Data extracted from a collection:
--- --- ---
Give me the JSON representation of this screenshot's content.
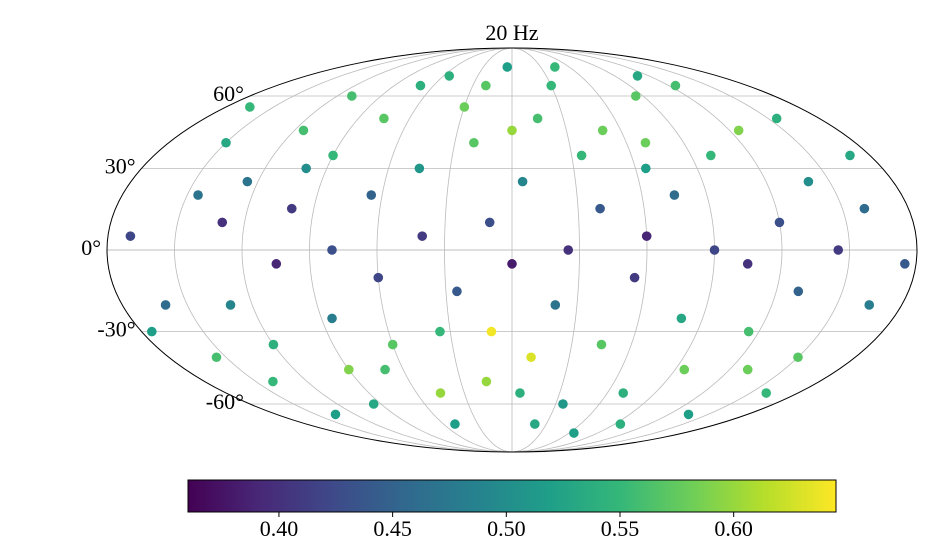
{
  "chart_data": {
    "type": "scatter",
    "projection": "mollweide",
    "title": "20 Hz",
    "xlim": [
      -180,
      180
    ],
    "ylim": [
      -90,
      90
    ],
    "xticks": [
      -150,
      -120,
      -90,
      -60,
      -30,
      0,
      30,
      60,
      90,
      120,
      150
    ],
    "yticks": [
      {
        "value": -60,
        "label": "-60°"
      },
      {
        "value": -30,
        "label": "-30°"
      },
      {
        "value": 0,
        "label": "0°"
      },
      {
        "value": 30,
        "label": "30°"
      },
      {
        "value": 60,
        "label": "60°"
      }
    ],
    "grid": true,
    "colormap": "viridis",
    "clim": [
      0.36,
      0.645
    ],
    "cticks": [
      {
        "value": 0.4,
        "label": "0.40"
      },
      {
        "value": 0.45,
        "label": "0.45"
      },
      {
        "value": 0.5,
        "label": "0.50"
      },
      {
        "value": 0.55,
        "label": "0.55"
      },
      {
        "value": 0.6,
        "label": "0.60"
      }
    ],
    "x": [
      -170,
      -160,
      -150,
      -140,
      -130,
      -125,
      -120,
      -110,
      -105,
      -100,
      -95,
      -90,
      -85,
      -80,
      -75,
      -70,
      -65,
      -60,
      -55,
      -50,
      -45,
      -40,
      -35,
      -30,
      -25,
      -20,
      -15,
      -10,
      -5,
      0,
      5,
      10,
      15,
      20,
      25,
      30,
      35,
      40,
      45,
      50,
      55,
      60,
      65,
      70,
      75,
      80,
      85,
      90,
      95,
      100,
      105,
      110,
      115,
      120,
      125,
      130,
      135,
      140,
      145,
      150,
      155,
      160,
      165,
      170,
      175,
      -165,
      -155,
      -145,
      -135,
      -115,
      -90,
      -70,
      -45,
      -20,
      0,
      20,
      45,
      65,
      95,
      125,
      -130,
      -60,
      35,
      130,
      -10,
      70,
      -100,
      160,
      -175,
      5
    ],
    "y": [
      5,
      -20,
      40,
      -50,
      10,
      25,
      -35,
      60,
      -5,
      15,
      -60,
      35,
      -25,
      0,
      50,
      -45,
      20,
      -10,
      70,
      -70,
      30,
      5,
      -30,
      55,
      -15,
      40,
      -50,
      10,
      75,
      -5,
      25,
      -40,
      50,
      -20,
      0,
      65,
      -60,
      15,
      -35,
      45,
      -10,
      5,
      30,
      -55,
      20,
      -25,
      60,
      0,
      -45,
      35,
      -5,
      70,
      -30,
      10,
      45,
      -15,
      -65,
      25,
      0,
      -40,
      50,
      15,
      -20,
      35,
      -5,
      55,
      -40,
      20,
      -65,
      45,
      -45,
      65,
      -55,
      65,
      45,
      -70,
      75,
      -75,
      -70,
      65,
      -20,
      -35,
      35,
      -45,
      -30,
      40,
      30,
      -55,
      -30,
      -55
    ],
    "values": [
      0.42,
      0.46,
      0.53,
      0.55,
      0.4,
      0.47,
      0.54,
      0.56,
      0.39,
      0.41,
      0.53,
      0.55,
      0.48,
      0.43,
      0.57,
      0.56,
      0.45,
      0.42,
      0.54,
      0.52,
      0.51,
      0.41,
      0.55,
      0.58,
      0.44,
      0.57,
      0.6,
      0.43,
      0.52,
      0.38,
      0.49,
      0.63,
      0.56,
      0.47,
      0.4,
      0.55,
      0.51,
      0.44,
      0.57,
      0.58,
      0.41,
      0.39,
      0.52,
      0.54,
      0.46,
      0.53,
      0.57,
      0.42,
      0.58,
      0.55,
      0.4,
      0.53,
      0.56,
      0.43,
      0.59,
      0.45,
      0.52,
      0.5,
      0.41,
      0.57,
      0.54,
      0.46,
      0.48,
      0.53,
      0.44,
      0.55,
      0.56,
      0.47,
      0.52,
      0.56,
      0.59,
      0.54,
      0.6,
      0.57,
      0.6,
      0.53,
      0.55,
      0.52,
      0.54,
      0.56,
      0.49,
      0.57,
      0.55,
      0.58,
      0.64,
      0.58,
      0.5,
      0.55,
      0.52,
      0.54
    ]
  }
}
--- --- ---
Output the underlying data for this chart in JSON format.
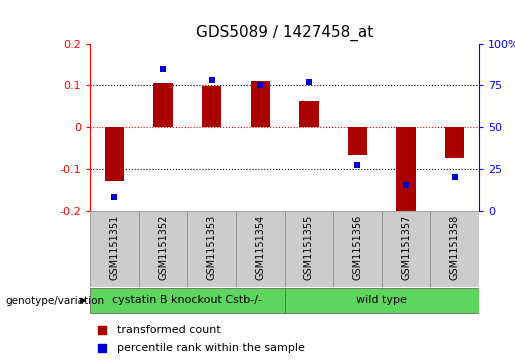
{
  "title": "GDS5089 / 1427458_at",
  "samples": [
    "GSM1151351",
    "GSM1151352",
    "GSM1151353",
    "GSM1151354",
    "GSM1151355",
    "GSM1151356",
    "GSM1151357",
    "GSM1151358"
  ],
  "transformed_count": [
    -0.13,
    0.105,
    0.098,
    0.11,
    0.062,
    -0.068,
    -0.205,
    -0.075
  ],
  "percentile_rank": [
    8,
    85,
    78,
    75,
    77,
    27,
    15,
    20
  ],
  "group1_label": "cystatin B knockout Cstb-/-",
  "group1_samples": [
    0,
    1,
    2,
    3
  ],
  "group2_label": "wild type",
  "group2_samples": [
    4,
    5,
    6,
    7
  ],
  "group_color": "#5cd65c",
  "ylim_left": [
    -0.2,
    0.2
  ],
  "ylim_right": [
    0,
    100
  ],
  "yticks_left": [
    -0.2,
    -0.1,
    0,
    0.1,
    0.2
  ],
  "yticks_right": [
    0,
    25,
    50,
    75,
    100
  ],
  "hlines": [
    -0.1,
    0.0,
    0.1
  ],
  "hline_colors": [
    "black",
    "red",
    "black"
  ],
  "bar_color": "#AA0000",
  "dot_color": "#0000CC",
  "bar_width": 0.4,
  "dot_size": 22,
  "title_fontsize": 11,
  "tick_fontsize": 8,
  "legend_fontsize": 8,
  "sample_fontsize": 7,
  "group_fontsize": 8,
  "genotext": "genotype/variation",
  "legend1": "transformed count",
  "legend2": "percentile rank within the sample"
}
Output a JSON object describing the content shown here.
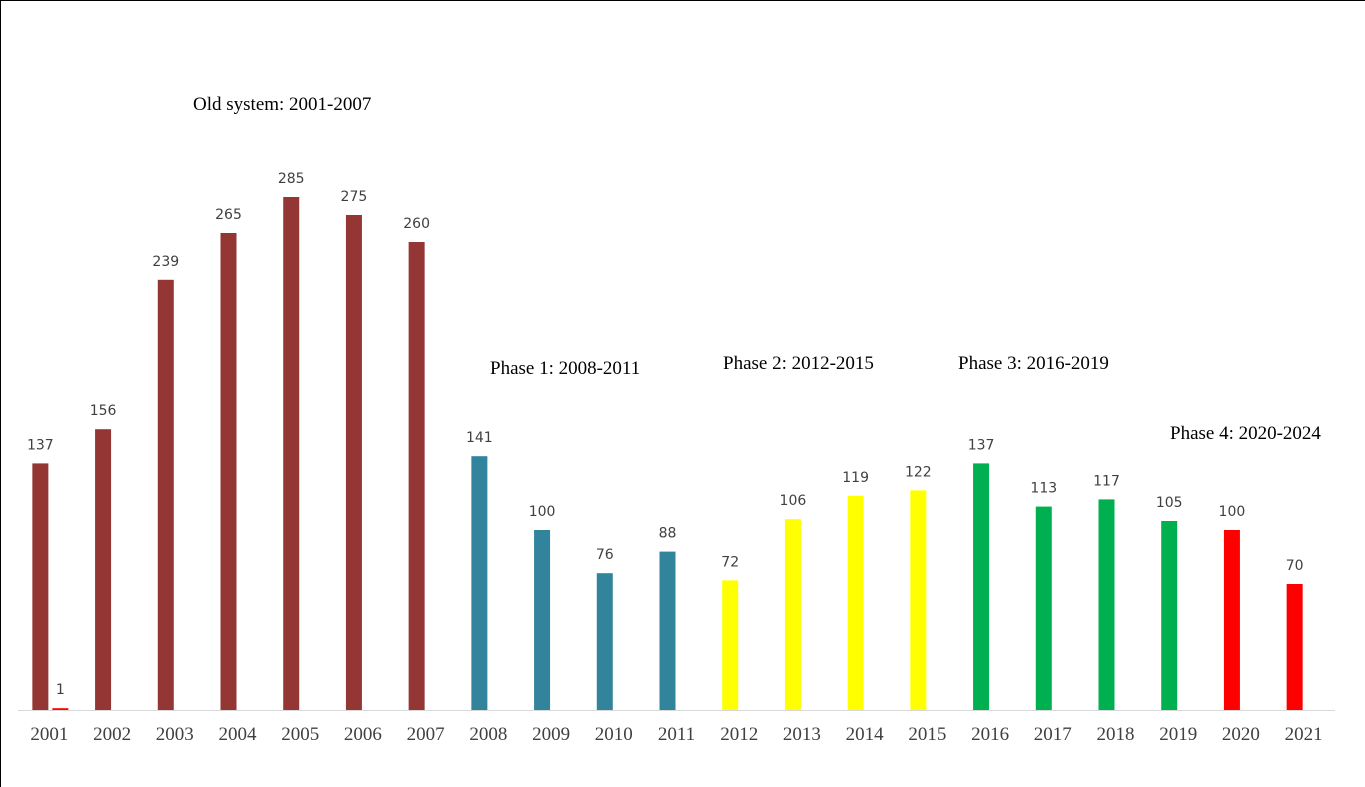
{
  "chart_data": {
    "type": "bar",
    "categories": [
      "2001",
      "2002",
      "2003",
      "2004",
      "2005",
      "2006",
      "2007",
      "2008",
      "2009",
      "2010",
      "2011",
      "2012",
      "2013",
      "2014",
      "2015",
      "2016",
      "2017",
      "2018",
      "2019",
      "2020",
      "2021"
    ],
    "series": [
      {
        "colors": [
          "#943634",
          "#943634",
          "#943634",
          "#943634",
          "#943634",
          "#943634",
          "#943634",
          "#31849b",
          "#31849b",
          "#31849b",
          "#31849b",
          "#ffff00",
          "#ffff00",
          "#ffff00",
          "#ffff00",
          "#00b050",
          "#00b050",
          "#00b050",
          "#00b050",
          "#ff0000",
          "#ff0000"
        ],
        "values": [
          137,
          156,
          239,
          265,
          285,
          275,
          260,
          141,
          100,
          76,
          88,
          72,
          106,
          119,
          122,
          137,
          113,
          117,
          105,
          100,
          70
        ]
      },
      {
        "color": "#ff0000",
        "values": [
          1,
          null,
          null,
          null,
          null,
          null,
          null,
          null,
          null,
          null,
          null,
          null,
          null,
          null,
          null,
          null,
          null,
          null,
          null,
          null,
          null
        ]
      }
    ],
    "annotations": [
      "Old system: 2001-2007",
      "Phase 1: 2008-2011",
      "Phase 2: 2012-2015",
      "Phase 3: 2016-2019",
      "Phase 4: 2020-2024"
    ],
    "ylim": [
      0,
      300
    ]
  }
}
--- --- ---
Problem — Using the listing, collect all lines in which the string "JSON" is found.

Result for this task —
Give me the JSON representation of this screenshot's content.
Output the underlying data for this chart in JSON format.
Output a JSON object describing the content shown here.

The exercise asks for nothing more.